### AIM OF THE TASK
Output only the lines that run from the line holding "Read this page and output its text content." to the end of the entries, both ends included, and skip the pictures.

______________________________

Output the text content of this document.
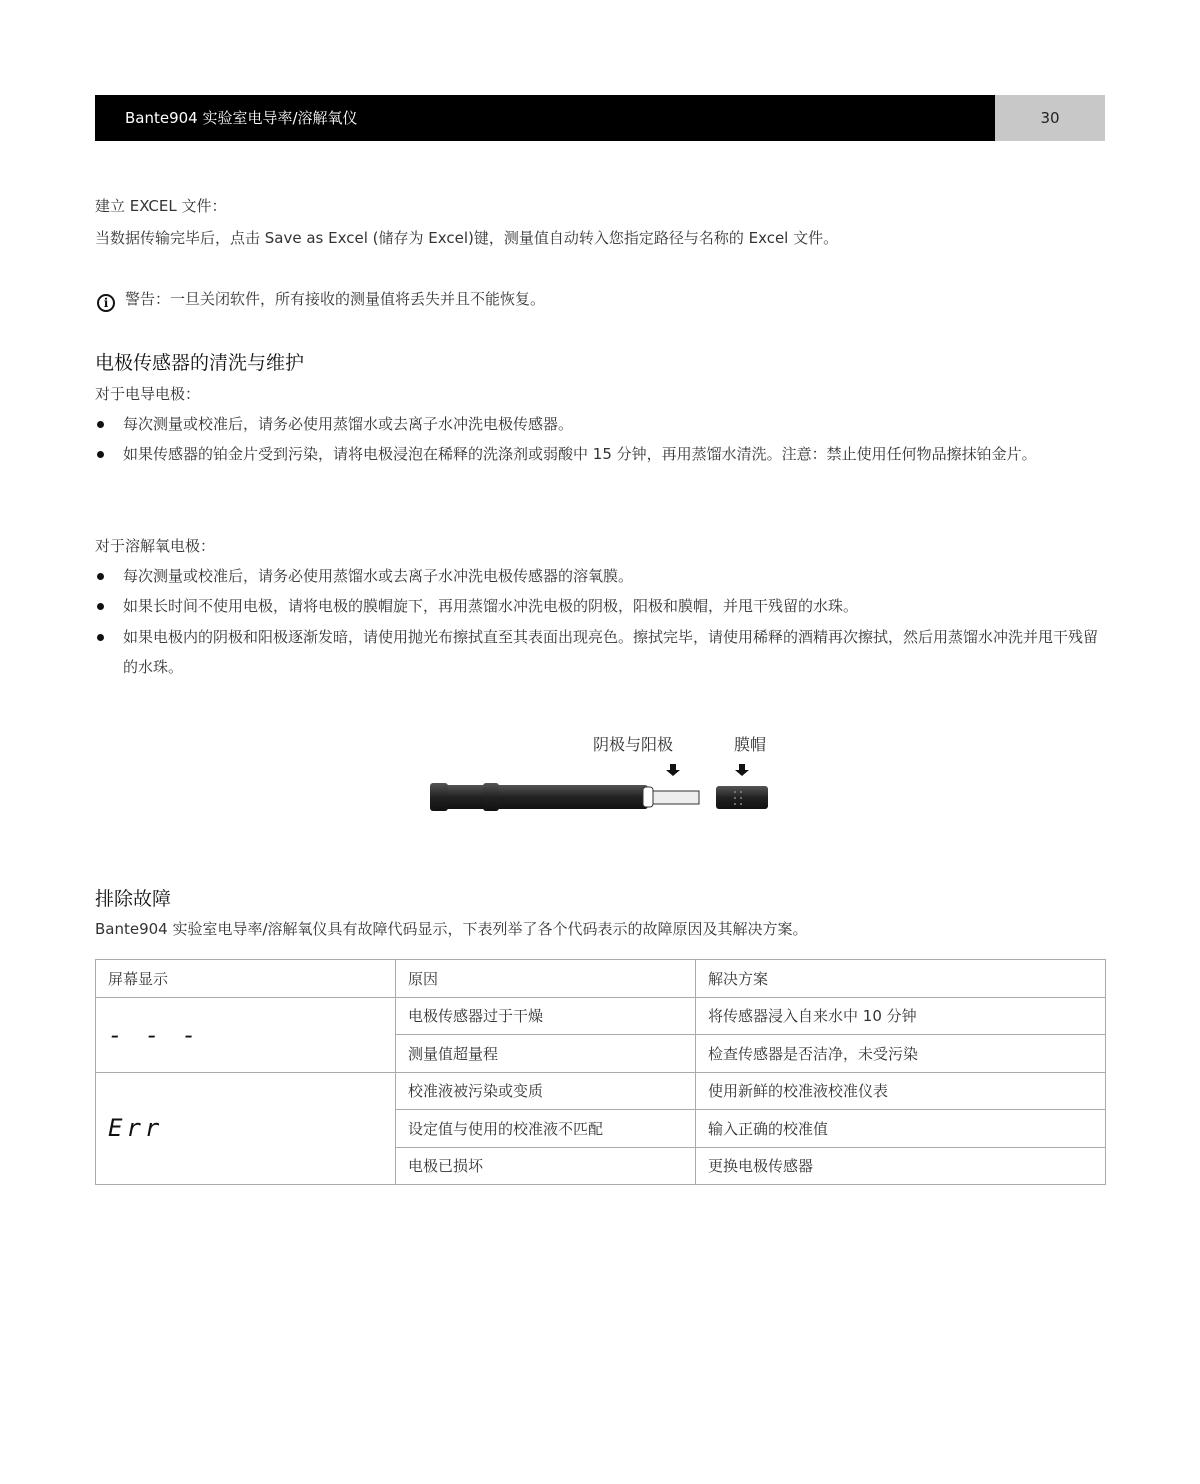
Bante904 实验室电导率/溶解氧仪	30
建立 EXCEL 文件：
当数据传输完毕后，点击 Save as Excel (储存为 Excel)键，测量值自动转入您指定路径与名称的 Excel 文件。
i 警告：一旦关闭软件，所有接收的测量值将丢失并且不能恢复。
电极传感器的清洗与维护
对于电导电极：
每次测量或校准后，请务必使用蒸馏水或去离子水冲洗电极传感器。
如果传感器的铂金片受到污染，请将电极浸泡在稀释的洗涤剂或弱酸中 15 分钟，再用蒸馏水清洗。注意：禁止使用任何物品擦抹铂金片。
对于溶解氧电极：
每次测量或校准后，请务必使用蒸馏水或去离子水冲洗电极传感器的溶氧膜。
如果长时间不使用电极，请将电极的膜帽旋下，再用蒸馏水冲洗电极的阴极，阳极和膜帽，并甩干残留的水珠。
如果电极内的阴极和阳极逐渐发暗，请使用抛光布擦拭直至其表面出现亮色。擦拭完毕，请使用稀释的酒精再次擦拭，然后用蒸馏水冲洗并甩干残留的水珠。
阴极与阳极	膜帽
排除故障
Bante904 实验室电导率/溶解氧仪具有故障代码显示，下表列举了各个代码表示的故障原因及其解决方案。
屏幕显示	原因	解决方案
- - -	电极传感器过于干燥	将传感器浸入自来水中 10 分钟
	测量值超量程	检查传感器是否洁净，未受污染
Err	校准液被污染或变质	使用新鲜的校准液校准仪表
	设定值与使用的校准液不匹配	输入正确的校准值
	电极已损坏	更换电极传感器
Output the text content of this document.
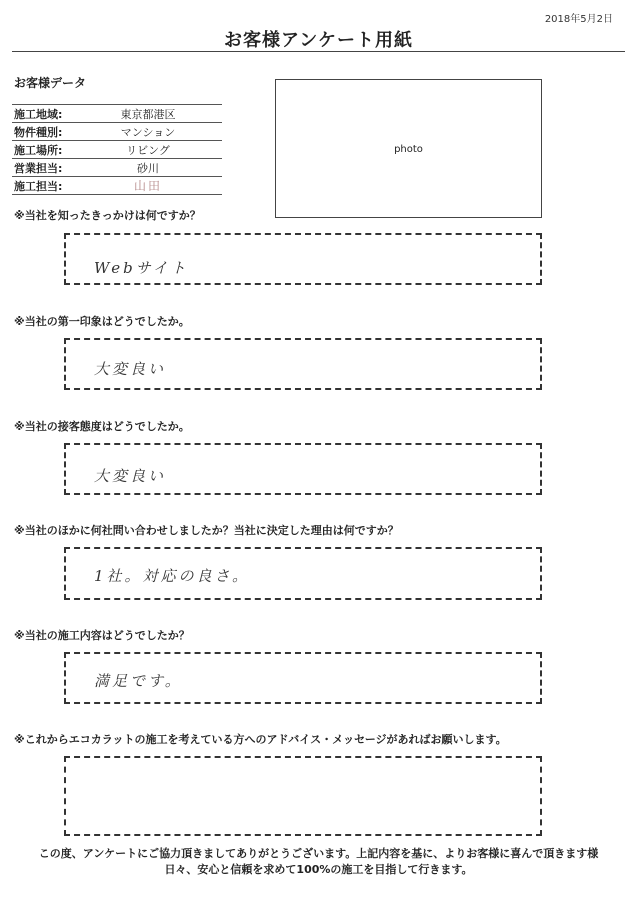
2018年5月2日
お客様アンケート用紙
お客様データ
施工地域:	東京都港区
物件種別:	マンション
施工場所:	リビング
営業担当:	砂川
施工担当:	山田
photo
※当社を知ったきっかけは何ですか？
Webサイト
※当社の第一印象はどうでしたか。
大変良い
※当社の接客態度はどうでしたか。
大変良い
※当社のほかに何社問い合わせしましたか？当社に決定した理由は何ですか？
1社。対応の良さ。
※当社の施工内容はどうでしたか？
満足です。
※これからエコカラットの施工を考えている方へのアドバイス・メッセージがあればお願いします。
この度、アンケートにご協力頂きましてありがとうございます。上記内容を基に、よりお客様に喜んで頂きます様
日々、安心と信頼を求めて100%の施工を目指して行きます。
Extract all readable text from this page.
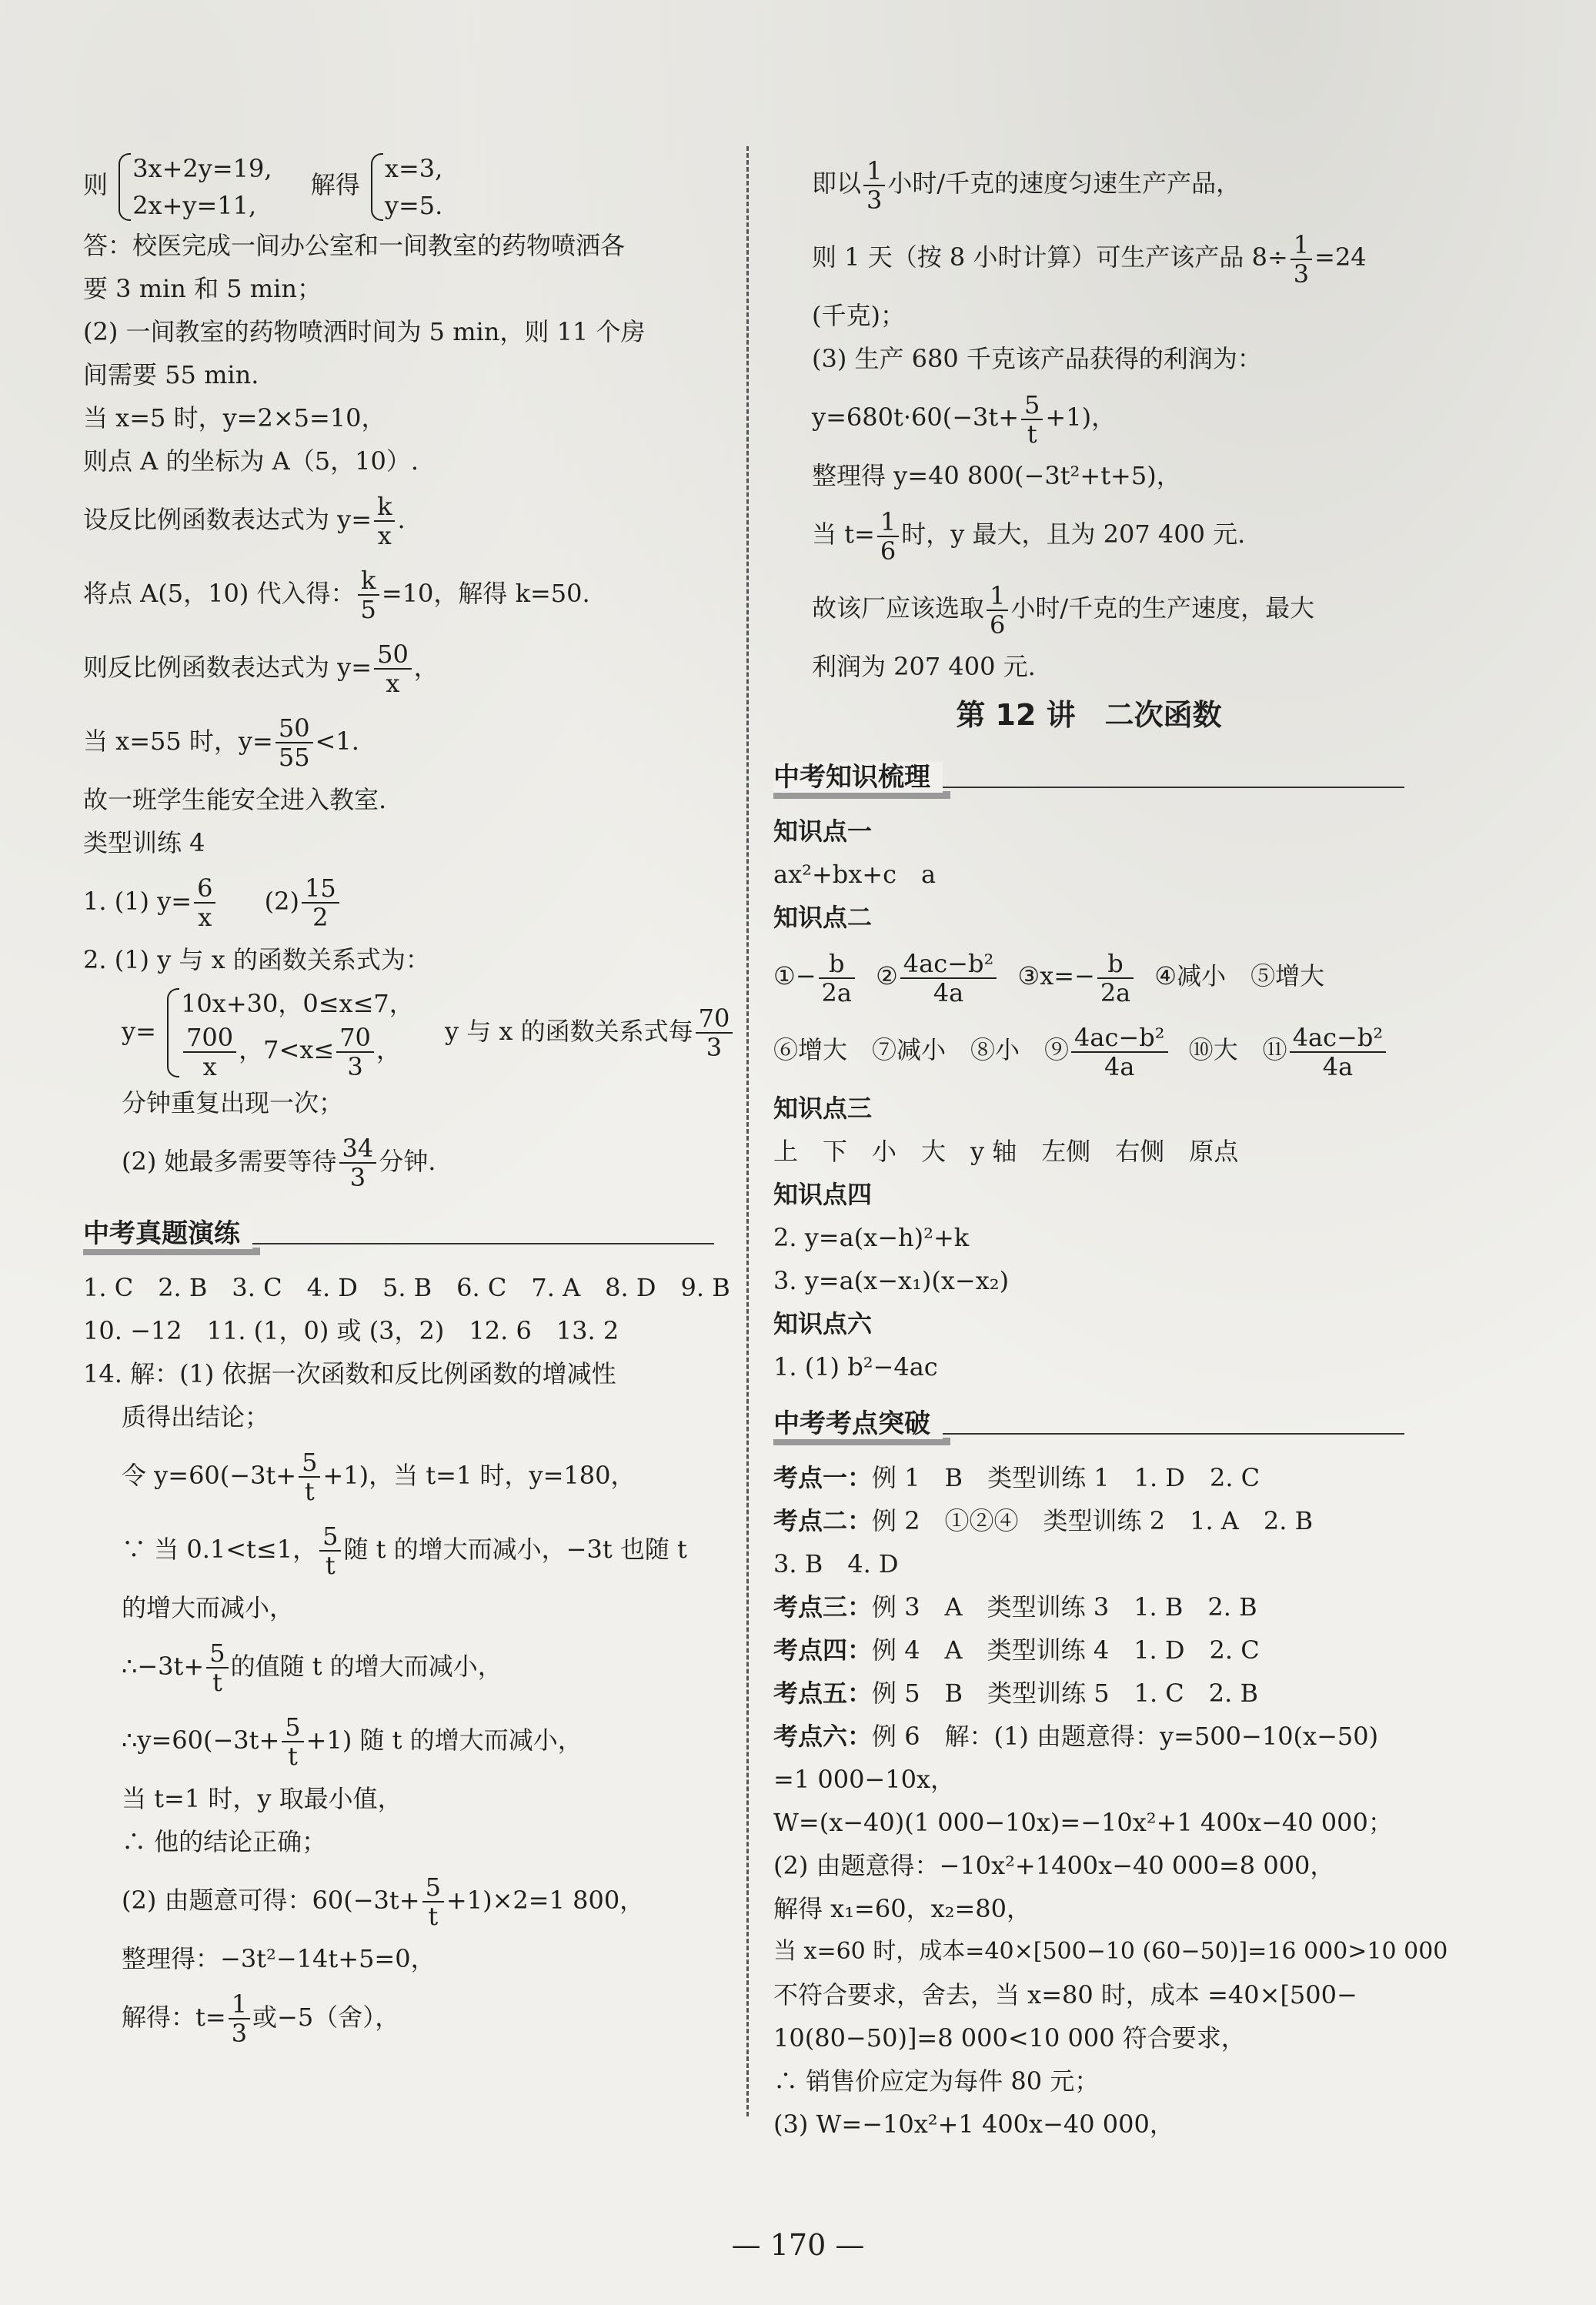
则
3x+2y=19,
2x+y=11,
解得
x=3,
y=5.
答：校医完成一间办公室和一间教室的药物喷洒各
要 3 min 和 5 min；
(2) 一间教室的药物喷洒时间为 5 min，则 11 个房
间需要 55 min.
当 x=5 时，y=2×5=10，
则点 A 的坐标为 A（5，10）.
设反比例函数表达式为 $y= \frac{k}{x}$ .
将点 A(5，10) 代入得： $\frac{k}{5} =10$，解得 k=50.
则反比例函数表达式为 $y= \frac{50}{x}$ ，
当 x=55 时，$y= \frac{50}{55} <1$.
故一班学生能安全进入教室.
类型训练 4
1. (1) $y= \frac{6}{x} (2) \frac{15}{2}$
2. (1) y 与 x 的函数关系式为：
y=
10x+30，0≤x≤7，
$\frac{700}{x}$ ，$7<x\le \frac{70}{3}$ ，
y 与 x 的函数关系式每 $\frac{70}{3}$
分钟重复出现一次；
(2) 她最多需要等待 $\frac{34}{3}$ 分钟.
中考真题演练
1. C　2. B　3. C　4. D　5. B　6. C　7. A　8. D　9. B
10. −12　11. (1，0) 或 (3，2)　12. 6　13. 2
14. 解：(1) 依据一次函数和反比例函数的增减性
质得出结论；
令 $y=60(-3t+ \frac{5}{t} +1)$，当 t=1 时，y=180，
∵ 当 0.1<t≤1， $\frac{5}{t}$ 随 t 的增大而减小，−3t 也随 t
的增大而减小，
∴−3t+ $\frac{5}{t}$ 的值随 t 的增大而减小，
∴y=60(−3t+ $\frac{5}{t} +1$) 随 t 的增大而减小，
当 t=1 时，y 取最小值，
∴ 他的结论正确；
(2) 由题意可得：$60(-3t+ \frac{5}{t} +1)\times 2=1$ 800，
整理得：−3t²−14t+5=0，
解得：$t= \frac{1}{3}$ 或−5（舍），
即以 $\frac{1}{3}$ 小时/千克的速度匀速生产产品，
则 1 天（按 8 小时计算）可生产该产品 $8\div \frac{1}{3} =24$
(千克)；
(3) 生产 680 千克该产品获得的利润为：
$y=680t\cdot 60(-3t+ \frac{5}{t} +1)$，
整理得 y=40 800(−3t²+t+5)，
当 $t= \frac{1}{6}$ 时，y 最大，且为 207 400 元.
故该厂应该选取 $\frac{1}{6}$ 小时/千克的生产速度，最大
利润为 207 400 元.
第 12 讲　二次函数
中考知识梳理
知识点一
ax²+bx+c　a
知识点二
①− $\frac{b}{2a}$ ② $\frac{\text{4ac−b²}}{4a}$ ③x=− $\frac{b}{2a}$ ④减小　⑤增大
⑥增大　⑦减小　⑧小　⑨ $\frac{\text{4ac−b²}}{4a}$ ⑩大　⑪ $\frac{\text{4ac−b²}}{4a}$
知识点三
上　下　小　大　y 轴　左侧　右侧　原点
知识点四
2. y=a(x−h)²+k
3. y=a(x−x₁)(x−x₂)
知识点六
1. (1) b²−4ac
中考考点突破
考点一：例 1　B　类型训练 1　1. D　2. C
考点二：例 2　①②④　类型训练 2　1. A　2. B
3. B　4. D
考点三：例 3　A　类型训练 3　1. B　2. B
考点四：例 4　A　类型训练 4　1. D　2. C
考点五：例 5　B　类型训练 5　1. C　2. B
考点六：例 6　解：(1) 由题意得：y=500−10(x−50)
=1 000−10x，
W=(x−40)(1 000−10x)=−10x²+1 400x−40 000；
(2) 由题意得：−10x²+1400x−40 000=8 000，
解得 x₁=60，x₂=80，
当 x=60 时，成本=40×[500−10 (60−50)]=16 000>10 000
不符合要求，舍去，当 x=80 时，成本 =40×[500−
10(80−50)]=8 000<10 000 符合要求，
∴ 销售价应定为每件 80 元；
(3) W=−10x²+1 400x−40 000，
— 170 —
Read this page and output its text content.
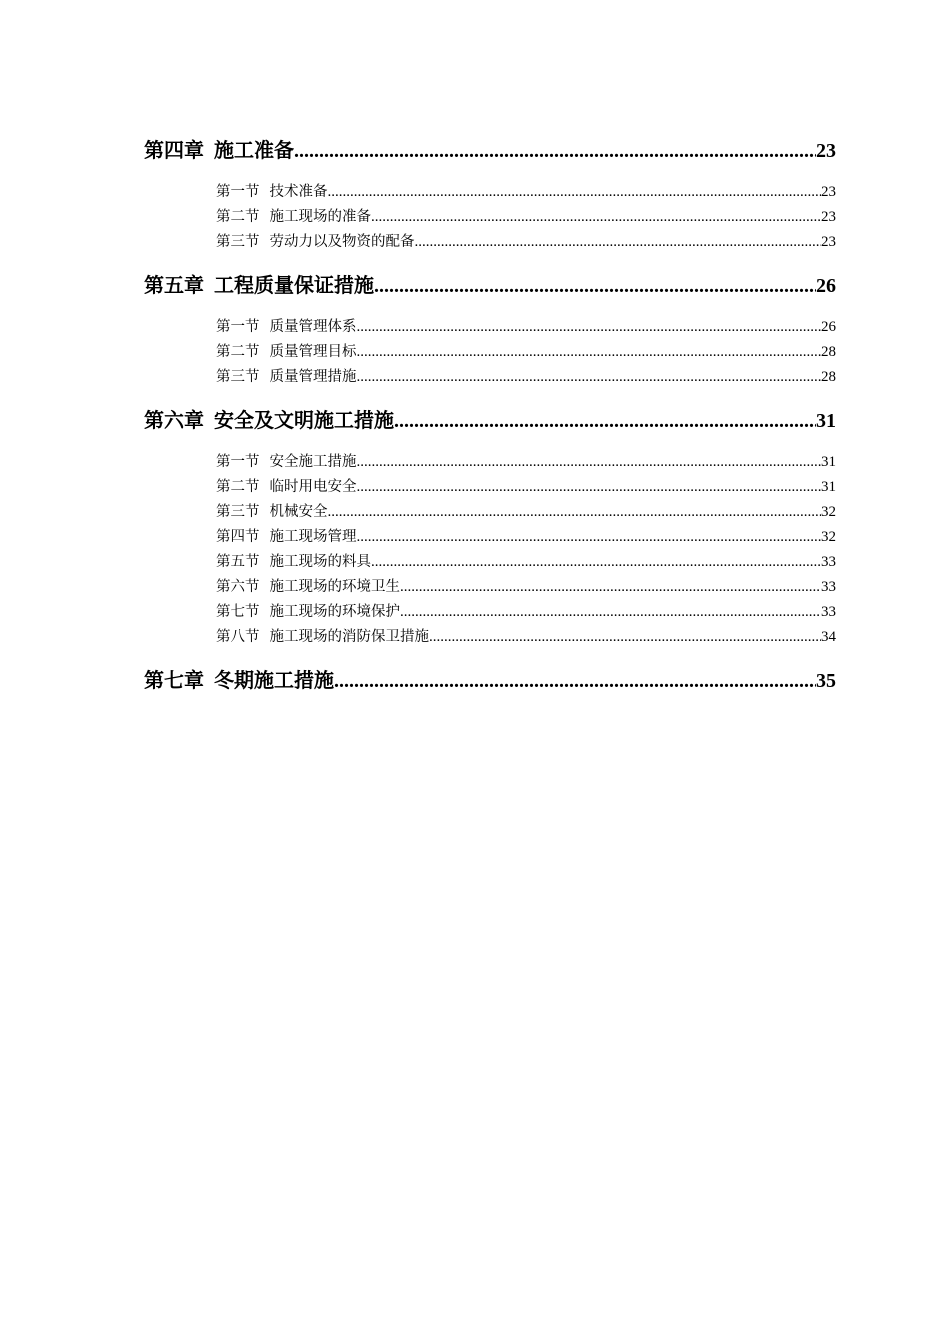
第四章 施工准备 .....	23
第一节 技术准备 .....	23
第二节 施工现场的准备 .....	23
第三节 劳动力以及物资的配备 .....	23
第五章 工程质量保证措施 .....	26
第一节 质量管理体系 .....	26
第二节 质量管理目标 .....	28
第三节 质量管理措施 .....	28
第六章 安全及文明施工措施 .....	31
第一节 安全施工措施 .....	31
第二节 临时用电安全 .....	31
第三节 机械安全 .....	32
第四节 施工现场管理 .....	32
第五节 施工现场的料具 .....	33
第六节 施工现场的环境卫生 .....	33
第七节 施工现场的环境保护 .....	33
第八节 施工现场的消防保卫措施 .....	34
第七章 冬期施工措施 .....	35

______________________________

### FINISHED EXERCISE
Read this page and output its text content.
第四章 施工准备 .....	23
第一节 技术准备 .....	23
第二节 施工现场的准备 .....	23
第三节 劳动力以及物资的配备 .....	23
第五章 工程质量保证措施 .....	26
第一节 质量管理体系 .....	26
第二节 质量管理目标 .....	28
第三节 质量管理措施 .....	28
第六章 安全及文明施工措施 .....	31
第一节 安全施工措施 .....	31
第二节 临时用电安全 .....	31
第三节 机械安全 .....	32
第四节 施工现场管理 .....	32
第五节 施工现场的料具 .....	33
第六节 施工现场的环境卫生 .....	33
第七节 施工现场的环境保护 .....	33
第八节 施工现场的消防保卫措施 .....	34
第七章 冬期施工措施 .....	35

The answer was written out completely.